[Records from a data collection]
----------------

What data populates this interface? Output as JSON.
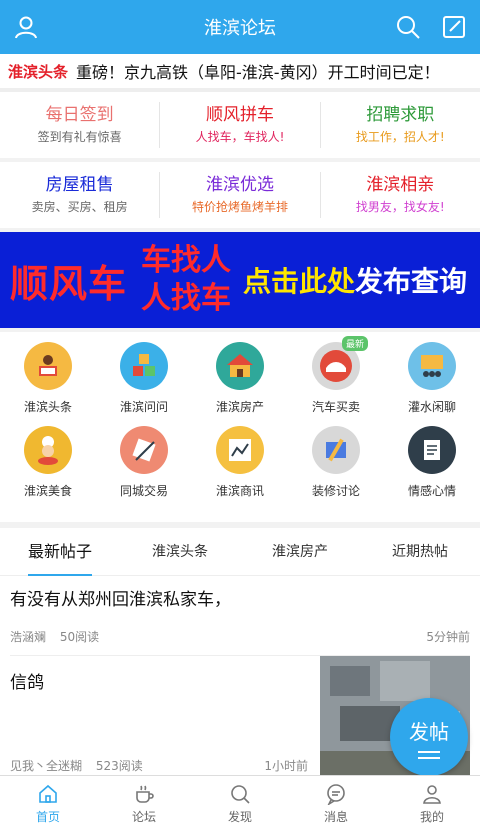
{
  "header": {
    "title": "淮滨论坛"
  },
  "ticker": {
    "tag": "淮滨头条",
    "text": "重磅！京九高铁（阜阳-淮滨-黄冈）开工时间已定！"
  },
  "menu_rows": [
    [
      {
        "title": "每日签到",
        "sub": "签到有礼有惊喜",
        "title_color": "#e9716f",
        "sub_color": "#666666"
      },
      {
        "title": "顺风拼车",
        "sub": "人找车，车找人!",
        "title_color": "#e4212b",
        "sub_color": "#e0245e"
      },
      {
        "title": "招聘求职",
        "sub": "找工作，招人才!",
        "title_color": "#2e9a3a",
        "sub_color": "#e89a1b"
      }
    ],
    [
      {
        "title": "房屋租售",
        "sub": "卖房、买房、租房",
        "title_color": "#1a2bd8",
        "sub_color": "#666666"
      },
      {
        "title": "淮滨优选",
        "sub": "特价抢烤鱼烤羊排",
        "title_color": "#7a2bd8",
        "sub_color": "#e86a2a"
      },
      {
        "title": "淮滨相亲",
        "sub": "找男友，找女友!",
        "title_color": "#e4212b",
        "sub_color": "#d03fd0"
      }
    ]
  ],
  "banner": {
    "left": "顺风车",
    "mid1": "车找人",
    "mid2": "人找车",
    "cta_yellow": "点击此处",
    "cta_white": "发布查询"
  },
  "icons": [
    {
      "label": "淮滨头条",
      "icon": "news-reader-icon",
      "color": "#f5b942",
      "badge": ""
    },
    {
      "label": "淮滨问问",
      "icon": "blocks-123-icon",
      "color": "#3bb0e8",
      "badge": ""
    },
    {
      "label": "淮滨房产",
      "icon": "house-icon",
      "color": "#2fa89a",
      "badge": ""
    },
    {
      "label": "汽车买卖",
      "icon": "car-icon",
      "color": "#d8d8d8",
      "badge": "最新"
    },
    {
      "label": "灌水闲聊",
      "icon": "chat-board-icon",
      "color": "#6ec0e8",
      "badge": ""
    },
    {
      "label": "淮滨美食",
      "icon": "chef-icon",
      "color": "#f0b830",
      "badge": ""
    },
    {
      "label": "同城交易",
      "icon": "trade-tools-icon",
      "color": "#ef8a72",
      "badge": ""
    },
    {
      "label": "淮滨商讯",
      "icon": "trend-chart-icon",
      "color": "#f5c040",
      "badge": ""
    },
    {
      "label": "装修讨论",
      "icon": "paint-brush-icon",
      "color": "#d8d8d8",
      "badge": ""
    },
    {
      "label": "情感心情",
      "icon": "notepad-icon",
      "color": "#2f3e4a",
      "badge": ""
    }
  ],
  "tabs": [
    "最新帖子",
    "淮滨头条",
    "淮滨房产",
    "近期热帖"
  ],
  "posts": [
    {
      "title": "有没有从郑州回淮滨私家车，",
      "author": "浩涵斓",
      "reads": "50阅读",
      "time": "5分钟前"
    },
    {
      "title": "信鸽",
      "author": "见我丶全迷糊",
      "reads": "523阅读",
      "time": "1小时前"
    }
  ],
  "fab": {
    "label": "发帖"
  },
  "bottom_nav": [
    {
      "label": "首页",
      "icon": "home-icon",
      "active": true
    },
    {
      "label": "论坛",
      "icon": "coffee-cup-icon",
      "active": false
    },
    {
      "label": "发现",
      "icon": "discover-icon",
      "active": false
    },
    {
      "label": "消息",
      "icon": "message-icon",
      "active": false
    },
    {
      "label": "我的",
      "icon": "profile-icon",
      "active": false
    }
  ],
  "colors": {
    "primary": "#2fa7ec",
    "banner_bg": "#0a1fd6",
    "accent_red": "#e4212b"
  }
}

----------------

- **Given problem**
Print all entries exactly. The images do not belong in the copy.

- **Task result**
What data populates this interface? Output as JSON.
{
  "header": {
    "title": "淮滨论坛"
  },
  "ticker": {
    "tag": "淮滨头条",
    "text": "重磅！京九高铁（阜阳-淮滨-黄冈）开工时间已定！"
  },
  "menu_rows": [
    [
      {
        "title": "每日签到",
        "sub": "签到有礼有惊喜",
        "title_color": "#e9716f",
        "sub_color": "#666666"
      },
      {
        "title": "顺风拼车",
        "sub": "人找车，车找人!",
        "title_color": "#e4212b",
        "sub_color": "#e0245e"
      },
      {
        "title": "招聘求职",
        "sub": "找工作，招人才!",
        "title_color": "#2e9a3a",
        "sub_color": "#e89a1b"
      }
    ],
    [
      {
        "title": "房屋租售",
        "sub": "卖房、买房、租房",
        "title_color": "#1a2bd8",
        "sub_color": "#666666"
      },
      {
        "title": "淮滨优选",
        "sub": "特价抢烤鱼烤羊排",
        "title_color": "#7a2bd8",
        "sub_color": "#e86a2a"
      },
      {
        "title": "淮滨相亲",
        "sub": "找男友，找女友!",
        "title_color": "#e4212b",
        "sub_color": "#d03fd0"
      }
    ]
  ],
  "banner": {
    "left": "顺风车",
    "mid1": "车找人",
    "mid2": "人找车",
    "cta_yellow": "点击此处",
    "cta_white": "发布查询"
  },
  "icons": [
    {
      "label": "淮滨头条",
      "icon": "news-reader-icon",
      "color": "#f5b942",
      "badge": ""
    },
    {
      "label": "淮滨问问",
      "icon": "blocks-123-icon",
      "color": "#3bb0e8",
      "badge": ""
    },
    {
      "label": "淮滨房产",
      "icon": "house-icon",
      "color": "#2fa89a",
      "badge": ""
    },
    {
      "label": "汽车买卖",
      "icon": "car-icon",
      "color": "#d8d8d8",
      "badge": "最新"
    },
    {
      "label": "灌水闲聊",
      "icon": "chat-board-icon",
      "color": "#6ec0e8",
      "badge": ""
    },
    {
      "label": "淮滨美食",
      "icon": "chef-icon",
      "color": "#f0b830",
      "badge": ""
    },
    {
      "label": "同城交易",
      "icon": "trade-tools-icon",
      "color": "#ef8a72",
      "badge": ""
    },
    {
      "label": "淮滨商讯",
      "icon": "trend-chart-icon",
      "color": "#f5c040",
      "badge": ""
    },
    {
      "label": "装修讨论",
      "icon": "paint-brush-icon",
      "color": "#d8d8d8",
      "badge": ""
    },
    {
      "label": "情感心情",
      "icon": "notepad-icon",
      "color": "#2f3e4a",
      "badge": ""
    }
  ],
  "tabs": [
    "最新帖子",
    "淮滨头条",
    "淮滨房产",
    "近期热帖"
  ],
  "posts": [
    {
      "title": "有没有从郑州回淮滨私家车，",
      "author": "浩涵斓",
      "reads": "50阅读",
      "time": "5分钟前"
    },
    {
      "title": "信鸽",
      "author": "见我丶全迷糊",
      "reads": "523阅读",
      "time": "1小时前"
    }
  ],
  "fab": {
    "label": "发帖"
  },
  "bottom_nav": [
    {
      "label": "首页",
      "icon": "home-icon",
      "active": true
    },
    {
      "label": "论坛",
      "icon": "coffee-cup-icon",
      "active": false
    },
    {
      "label": "发现",
      "icon": "discover-icon",
      "active": false
    },
    {
      "label": "消息",
      "icon": "message-icon",
      "active": false
    },
    {
      "label": "我的",
      "icon": "profile-icon",
      "active": false
    }
  ],
  "colors": {
    "primary": "#2fa7ec",
    "banner_bg": "#0a1fd6",
    "accent_red": "#e4212b"
  }
}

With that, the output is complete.